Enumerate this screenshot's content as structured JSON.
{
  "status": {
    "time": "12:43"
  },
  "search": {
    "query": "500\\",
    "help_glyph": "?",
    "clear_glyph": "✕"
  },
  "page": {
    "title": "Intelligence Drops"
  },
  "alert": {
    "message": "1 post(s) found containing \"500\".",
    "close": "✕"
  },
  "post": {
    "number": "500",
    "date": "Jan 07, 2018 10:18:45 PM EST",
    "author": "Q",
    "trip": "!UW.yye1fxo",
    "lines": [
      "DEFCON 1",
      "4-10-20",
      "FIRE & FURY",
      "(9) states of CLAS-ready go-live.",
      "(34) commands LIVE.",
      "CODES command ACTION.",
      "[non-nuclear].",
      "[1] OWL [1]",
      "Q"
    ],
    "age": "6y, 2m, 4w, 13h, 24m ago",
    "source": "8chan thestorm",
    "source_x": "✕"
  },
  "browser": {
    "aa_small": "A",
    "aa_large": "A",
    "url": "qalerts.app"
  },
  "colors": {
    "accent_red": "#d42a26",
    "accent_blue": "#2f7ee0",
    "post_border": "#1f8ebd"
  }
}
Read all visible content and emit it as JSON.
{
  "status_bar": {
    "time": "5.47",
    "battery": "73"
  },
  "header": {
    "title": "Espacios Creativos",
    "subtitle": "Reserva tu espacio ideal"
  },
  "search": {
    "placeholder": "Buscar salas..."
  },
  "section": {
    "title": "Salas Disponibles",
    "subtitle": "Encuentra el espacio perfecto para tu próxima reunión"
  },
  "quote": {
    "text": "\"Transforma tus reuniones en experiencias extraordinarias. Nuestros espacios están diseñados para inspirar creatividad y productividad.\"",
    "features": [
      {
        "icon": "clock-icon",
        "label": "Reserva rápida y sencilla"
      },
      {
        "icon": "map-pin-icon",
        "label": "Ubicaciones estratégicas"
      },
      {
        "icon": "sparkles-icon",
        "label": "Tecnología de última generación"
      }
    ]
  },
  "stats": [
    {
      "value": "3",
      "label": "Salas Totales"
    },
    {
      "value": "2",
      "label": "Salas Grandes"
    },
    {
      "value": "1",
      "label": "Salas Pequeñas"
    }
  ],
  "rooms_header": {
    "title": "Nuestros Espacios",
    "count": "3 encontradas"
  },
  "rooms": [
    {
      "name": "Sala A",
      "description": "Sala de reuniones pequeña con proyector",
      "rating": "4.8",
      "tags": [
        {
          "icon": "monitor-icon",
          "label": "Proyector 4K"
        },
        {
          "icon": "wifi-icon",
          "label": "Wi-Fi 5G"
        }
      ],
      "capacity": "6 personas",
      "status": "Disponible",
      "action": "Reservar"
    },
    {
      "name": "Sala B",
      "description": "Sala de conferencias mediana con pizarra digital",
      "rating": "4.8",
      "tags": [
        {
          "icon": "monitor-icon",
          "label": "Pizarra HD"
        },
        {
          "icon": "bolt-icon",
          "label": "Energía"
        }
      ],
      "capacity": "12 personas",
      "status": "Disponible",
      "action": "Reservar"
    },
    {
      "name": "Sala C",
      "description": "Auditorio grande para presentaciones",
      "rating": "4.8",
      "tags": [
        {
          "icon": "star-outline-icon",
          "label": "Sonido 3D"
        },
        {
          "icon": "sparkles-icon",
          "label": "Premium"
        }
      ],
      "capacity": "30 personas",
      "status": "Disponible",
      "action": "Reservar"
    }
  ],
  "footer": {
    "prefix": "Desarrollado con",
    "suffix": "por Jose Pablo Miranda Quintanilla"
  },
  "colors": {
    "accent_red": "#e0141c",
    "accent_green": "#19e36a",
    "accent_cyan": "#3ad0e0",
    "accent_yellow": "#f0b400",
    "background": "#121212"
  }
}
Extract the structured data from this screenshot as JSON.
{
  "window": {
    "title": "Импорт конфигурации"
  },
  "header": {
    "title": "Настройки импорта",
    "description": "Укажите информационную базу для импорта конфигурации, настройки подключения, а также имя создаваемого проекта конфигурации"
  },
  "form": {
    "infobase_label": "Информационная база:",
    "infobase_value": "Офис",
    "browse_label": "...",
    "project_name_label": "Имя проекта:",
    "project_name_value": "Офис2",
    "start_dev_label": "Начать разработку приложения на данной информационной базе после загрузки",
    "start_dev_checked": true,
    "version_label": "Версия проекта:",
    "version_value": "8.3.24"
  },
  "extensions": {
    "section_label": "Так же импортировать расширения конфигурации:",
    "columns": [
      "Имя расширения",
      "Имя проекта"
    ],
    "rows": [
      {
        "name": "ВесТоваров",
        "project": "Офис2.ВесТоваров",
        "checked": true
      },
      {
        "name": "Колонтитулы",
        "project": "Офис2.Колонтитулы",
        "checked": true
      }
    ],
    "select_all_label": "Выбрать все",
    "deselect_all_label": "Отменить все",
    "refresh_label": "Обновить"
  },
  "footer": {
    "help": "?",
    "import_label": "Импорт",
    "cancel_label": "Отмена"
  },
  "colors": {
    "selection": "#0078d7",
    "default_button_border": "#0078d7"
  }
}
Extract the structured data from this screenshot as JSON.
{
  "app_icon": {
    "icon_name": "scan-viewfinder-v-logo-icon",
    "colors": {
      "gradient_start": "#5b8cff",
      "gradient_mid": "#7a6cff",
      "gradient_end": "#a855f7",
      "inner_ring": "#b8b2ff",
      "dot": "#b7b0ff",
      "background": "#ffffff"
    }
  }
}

*The task:* Across the preceding material, how many lines contain the word "personas"? State the number alone.

*Problem solution:* 3